> [Dataset records]:
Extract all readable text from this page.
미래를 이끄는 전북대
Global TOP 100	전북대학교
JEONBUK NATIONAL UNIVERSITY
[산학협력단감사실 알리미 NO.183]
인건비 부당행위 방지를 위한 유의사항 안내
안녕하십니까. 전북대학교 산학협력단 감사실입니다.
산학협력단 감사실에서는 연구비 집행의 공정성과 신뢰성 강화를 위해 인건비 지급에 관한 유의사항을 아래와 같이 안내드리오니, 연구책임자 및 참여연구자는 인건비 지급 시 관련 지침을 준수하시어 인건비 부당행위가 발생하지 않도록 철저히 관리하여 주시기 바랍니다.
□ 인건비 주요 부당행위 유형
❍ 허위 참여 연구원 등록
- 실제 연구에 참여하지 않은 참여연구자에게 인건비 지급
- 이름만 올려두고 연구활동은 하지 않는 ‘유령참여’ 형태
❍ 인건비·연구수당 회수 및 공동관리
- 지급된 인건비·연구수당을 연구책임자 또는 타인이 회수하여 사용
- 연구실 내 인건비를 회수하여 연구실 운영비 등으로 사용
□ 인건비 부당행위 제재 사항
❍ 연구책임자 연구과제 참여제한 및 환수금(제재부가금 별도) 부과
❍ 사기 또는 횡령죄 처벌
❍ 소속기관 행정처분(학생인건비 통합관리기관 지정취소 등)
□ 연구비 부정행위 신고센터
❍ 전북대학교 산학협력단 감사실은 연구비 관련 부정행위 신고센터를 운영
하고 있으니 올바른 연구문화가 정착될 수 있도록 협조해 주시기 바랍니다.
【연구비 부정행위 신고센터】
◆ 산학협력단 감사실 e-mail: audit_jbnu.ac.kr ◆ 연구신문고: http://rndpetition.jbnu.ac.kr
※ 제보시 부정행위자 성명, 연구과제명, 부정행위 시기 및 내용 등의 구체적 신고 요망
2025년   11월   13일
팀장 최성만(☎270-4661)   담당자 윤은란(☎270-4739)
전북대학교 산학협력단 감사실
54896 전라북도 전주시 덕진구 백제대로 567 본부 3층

> [Set task]: Take the lines above and retype all of them exactly.

> [Reply to the exercise]:
Extract all readable text from this page.
미래를 이끄는 전북대
Global TOP 100	전북대학교
JEONBUK NATIONAL UNIVERSITY
[산학협력단감사실 알리미 NO.183]
인건비 부당행위 방지를 위한 유의사항 안내
안녕하십니까. 전북대학교 산학협력단 감사실입니다.
산학협력단 감사실에서는 연구비 집행의 공정성과 신뢰성 강화를 위해 인건비 지급에 관한 유의사항을 아래와 같이 안내드리오니, 연구책임자 및 참여연구자는 인건비 지급 시 관련 지침을 준수하시어 인건비 부당행위가 발생하지 않도록 철저히 관리하여 주시기 바랍니다.
□ 인건비 주요 부당행위 유형
❍ 허위 참여 연구원 등록
- 실제 연구에 참여하지 않은 참여연구자에게 인건비 지급
- 이름만 올려두고 연구활동은 하지 않는 ‘유령참여’ 형태
❍ 인건비·연구수당 회수 및 공동관리
- 지급된 인건비·연구수당을 연구책임자 또는 타인이 회수하여 사용
- 연구실 내 인건비를 회수하여 연구실 운영비 등으로 사용
□ 인건비 부당행위 제재 사항
❍ 연구책임자 연구과제 참여제한 및 환수금(제재부가금 별도) 부과
❍ 사기 또는 횡령죄 처벌
❍ 소속기관 행정처분(학생인건비 통합관리기관 지정취소 등)
□ 연구비 부정행위 신고센터
❍ 전북대학교 산학협력단 감사실은 연구비 관련 부정행위 신고센터를 운영
하고 있으니 올바른 연구문화가 정착될 수 있도록 협조해 주시기 바랍니다.
【연구비 부정행위 신고센터】
◆ 산학협력단 감사실 e-mail: audit_jbnu.ac.kr ◆ 연구신문고: http://rndpetition.jbnu.ac.kr
※ 제보시 부정행위자 성명, 연구과제명, 부정행위 시기 및 내용 등의 구체적 신고 요망
2025년   11월   13일
팀장 최성만(☎270-4661)   담당자 윤은란(☎270-4739)
전북대학교 산학협력단 감사실
54896 전라북도 전주시 덕진구 백제대로 567 본부 3층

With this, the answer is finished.